• Written request: Below are some entries. Output each one exactly as it appears.

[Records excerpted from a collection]
=====

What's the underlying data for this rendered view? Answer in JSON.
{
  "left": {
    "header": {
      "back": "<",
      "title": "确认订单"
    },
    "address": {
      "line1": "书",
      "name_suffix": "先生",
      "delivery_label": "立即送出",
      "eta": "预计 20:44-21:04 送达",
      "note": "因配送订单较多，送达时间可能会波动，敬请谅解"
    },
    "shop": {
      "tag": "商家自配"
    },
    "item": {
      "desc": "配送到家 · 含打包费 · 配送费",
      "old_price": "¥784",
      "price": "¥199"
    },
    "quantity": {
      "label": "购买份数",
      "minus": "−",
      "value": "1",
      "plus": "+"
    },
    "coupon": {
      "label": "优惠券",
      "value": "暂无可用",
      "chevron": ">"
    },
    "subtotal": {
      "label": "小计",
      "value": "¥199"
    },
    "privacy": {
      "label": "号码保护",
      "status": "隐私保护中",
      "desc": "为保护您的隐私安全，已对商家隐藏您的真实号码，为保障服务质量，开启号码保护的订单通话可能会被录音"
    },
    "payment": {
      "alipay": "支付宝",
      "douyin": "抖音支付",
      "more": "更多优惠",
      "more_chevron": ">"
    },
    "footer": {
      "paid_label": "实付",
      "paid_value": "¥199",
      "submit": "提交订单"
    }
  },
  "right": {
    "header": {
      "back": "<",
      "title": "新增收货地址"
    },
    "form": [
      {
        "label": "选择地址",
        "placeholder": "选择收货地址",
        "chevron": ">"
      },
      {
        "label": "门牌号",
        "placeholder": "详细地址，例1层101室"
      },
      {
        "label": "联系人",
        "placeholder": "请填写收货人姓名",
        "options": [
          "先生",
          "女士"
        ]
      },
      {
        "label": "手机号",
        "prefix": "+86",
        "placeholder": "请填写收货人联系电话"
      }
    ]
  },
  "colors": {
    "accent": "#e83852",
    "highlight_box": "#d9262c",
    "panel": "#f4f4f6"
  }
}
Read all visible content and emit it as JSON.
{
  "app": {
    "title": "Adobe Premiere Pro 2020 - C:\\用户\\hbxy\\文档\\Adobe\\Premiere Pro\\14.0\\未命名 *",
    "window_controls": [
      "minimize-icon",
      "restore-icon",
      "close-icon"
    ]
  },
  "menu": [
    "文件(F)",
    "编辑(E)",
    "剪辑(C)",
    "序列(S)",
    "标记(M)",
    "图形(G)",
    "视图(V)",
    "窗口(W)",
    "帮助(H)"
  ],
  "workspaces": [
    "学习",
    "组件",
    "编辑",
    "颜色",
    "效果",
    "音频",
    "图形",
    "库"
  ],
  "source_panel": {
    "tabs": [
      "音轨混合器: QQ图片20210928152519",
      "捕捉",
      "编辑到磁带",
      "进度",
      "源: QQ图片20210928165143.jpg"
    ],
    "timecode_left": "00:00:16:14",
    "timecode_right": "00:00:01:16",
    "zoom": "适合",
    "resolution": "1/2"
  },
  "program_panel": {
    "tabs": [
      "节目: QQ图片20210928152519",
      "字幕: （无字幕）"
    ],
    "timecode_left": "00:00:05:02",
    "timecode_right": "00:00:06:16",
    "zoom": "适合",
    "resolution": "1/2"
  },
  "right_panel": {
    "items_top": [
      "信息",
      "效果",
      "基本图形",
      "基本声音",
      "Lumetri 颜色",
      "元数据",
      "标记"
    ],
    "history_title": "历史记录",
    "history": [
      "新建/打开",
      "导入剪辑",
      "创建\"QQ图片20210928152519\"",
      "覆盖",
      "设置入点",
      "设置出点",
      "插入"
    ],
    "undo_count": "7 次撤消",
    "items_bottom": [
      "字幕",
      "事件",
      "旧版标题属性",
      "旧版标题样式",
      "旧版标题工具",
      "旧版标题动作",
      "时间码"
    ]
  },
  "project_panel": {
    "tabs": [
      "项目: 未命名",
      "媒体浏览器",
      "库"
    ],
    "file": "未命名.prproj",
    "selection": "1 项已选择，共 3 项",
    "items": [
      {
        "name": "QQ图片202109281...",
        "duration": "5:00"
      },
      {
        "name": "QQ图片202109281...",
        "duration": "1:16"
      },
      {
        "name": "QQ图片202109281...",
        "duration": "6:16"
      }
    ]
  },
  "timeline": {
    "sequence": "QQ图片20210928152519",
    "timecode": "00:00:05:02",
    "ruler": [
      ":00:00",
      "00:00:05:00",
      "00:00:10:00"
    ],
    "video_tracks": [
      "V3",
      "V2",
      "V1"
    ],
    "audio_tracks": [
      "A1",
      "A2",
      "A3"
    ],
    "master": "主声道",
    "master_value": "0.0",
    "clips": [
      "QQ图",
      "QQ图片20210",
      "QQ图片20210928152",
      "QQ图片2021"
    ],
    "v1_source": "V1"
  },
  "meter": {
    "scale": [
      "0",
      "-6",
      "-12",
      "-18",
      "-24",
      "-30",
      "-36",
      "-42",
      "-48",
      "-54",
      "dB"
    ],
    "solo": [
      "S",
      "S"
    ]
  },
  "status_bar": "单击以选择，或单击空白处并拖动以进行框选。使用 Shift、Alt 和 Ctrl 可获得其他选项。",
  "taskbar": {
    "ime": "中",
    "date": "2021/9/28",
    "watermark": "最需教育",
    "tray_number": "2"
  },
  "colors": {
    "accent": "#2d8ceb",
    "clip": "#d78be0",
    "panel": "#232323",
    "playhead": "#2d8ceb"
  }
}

=====

• Completed exercise:
What's the underlying data for this rendered view? Answer in JSON.
{
  "left": {
    "header": {
      "back": "<",
      "title": "确认订单"
    },
    "address": {
      "line1": "书",
      "name_suffix": "先生",
      "delivery_label": "立即送出",
      "eta": "预计 20:44-21:04 送达",
      "note": "因配送订单较多，送达时间可能会波动，敬请谅解"
    },
    "shop": {
      "tag": "商家自配"
    },
    "item": {
      "desc": "配送到家 · 含打包费 · 配送费",
      "old_price": "¥784",
      "price": "¥199"
    },
    "quantity": {
      "label": "购买份数",
      "minus": "−",
      "value": "1",
      "plus": "+"
    },
    "coupon": {
      "label": "优惠券",
      "value": "暂无可用",
      "chevron": ">"
    },
    "subtotal": {
      "label": "小计",
      "value": "¥199"
    },
    "privacy": {
      "label": "号码保护",
      "status": "隐私保护中",
      "desc": "为保护您的隐私安全，已对商家隐藏您的真实号码，为保障服务质量，开启号码保护的订单通话可能会被录音"
    },
    "payment": {
      "alipay": "支付宝",
      "douyin": "抖音支付",
      "more": "更多优惠",
      "more_chevron": ">"
    },
    "footer": {
      "paid_label": "实付",
      "paid_value": "¥199",
      "submit": "提交订单"
    }
  },
  "right": {
    "header": {
      "back": "<",
      "title": "新增收货地址"
    },
    "form": [
      {
        "label": "选择地址",
        "placeholder": "选择收货地址",
        "chevron": ">"
      },
      {
        "label": "门牌号",
        "placeholder": "详细地址，例1层101室"
      },
      {
        "label": "联系人",
        "placeholder": "请填写收货人姓名",
        "options": [
          "先生",
          "女士"
        ]
      },
      {
        "label": "手机号",
        "prefix": "+86",
        "placeholder": "请填写收货人联系电话"
      }
    ]
  },
  "colors": {
    "accent": "#e83852",
    "highlight_box": "#d9262c",
    "panel": "#f4f4f6"
  }
}
Read all visible content and emit it as JSON.
{
  "app": {
    "title": "Adobe Premiere Pro 2020 - C:\\用户\\hbxy\\文档\\Adobe\\Premiere Pro\\14.0\\未命名 *",
    "window_controls": [
      "minimize-icon",
      "restore-icon",
      "close-icon"
    ]
  },
  "menu": [
    "文件(F)",
    "编辑(E)",
    "剪辑(C)",
    "序列(S)",
    "标记(M)",
    "图形(G)",
    "视图(V)",
    "窗口(W)",
    "帮助(H)"
  ],
  "workspaces": [
    "学习",
    "组件",
    "编辑",
    "颜色",
    "效果",
    "音频",
    "图形",
    "库"
  ],
  "source_panel": {
    "tabs": [
      "音轨混合器: QQ图片20210928152519",
      "捕捉",
      "编辑到磁带",
      "进度",
      "源: QQ图片20210928165143.jpg"
    ],
    "timecode_left": "00:00:16:14",
    "timecode_right": "00:00:01:16",
    "zoom": "适合",
    "resolution": "1/2"
  },
  "program_panel": {
    "tabs": [
      "节目: QQ图片20210928152519",
      "字幕: （无字幕）"
    ],
    "timecode_left": "00:00:05:02",
    "timecode_right": "00:00:06:16",
    "zoom": "适合",
    "resolution": "1/2"
  },
  "right_panel": {
    "items_top": [
      "信息",
      "效果",
      "基本图形",
      "基本声音",
      "Lumetri 颜色",
      "元数据",
      "标记"
    ],
    "history_title": "历史记录",
    "history": [
      "新建/打开",
      "导入剪辑",
      "创建\"QQ图片20210928152519\"",
      "覆盖",
      "设置入点",
      "设置出点",
      "插入"
    ],
    "undo_count": "7 次撤消",
    "items_bottom": [
      "字幕",
      "事件",
      "旧版标题属性",
      "旧版标题样式",
      "旧版标题工具",
      "旧版标题动作",
      "时间码"
    ]
  },
  "project_panel": {
    "tabs": [
      "项目: 未命名",
      "媒体浏览器",
      "库"
    ],
    "file": "未命名.prproj",
    "selection": "1 项已选择，共 3 项",
    "items": [
      {
        "name": "QQ图片202109281...",
        "duration": "5:00"
      },
      {
        "name": "QQ图片202109281...",
        "duration": "1:16"
      },
      {
        "name": "QQ图片202109281...",
        "duration": "6:16"
      }
    ]
  },
  "timeline": {
    "sequence": "QQ图片20210928152519",
    "timecode": "00:00:05:02",
    "ruler": [
      ":00:00",
      "00:00:05:00",
      "00:00:10:00"
    ],
    "video_tracks": [
      "V3",
      "V2",
      "V1"
    ],
    "audio_tracks": [
      "A1",
      "A2",
      "A3"
    ],
    "master": "主声道",
    "master_value": "0.0",
    "clips": [
      "QQ图",
      "QQ图片20210",
      "QQ图片20210928152",
      "QQ图片2021"
    ],
    "v1_source": "V1"
  },
  "meter": {
    "scale": [
      "0",
      "-6",
      "-12",
      "-18",
      "-24",
      "-30",
      "-36",
      "-42",
      "-48",
      "-54",
      "dB"
    ],
    "solo": [
      "S",
      "S"
    ]
  },
  "status_bar": "单击以选择，或单击空白处并拖动以进行框选。使用 Shift、Alt 和 Ctrl 可获得其他选项。",
  "taskbar": {
    "ime": "中",
    "date": "2021/9/28",
    "watermark": "最需教育",
    "tray_number": "2"
  },
  "colors": {
    "accent": "#2d8ceb",
    "clip": "#d78be0",
    "panel": "#232323",
    "playhead": "#2d8ceb"
  }
}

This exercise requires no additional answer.